Write the listing out again, all of it, word for word.

(Recorded data)
++++++++++

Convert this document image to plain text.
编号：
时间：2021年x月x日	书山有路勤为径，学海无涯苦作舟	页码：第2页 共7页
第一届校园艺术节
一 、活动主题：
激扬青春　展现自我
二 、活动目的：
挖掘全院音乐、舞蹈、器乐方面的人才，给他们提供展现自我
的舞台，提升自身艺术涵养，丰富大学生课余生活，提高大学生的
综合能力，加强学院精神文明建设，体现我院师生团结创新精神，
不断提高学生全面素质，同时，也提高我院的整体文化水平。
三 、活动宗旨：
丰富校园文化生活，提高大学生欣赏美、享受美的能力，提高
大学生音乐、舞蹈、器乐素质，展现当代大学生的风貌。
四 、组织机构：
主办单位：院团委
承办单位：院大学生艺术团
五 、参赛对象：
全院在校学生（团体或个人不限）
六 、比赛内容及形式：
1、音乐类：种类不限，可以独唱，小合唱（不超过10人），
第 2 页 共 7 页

++++++++++

(Written reply):
Convert this document image to plain text.
编号：
时间：2021年x月x日	书山有路勤为径，学海无涯苦作舟	页码：第2页 共7页
第一届校园艺术节
一 、活动主题：
激扬青春　展现自我
二 、活动目的：
挖掘全院音乐、舞蹈、器乐方面的人才，给他们提供展现自我
的舞台，提升自身艺术涵养，丰富大学生课余生活，提高大学生的
综合能力，加强学院精神文明建设，体现我院师生团结创新精神，
不断提高学生全面素质，同时，也提高我院的整体文化水平。
三 、活动宗旨：
丰富校园文化生活，提高大学生欣赏美、享受美的能力，提高
大学生音乐、舞蹈、器乐素质，展现当代大学生的风貌。
四 、组织机构：
主办单位：院团委
承办单位：院大学生艺术团
五 、参赛对象：
全院在校学生（团体或个人不限）
六 、比赛内容及形式：
1、音乐类：种类不限，可以独唱，小合唱（不超过10人），
第 2 页 共 7 页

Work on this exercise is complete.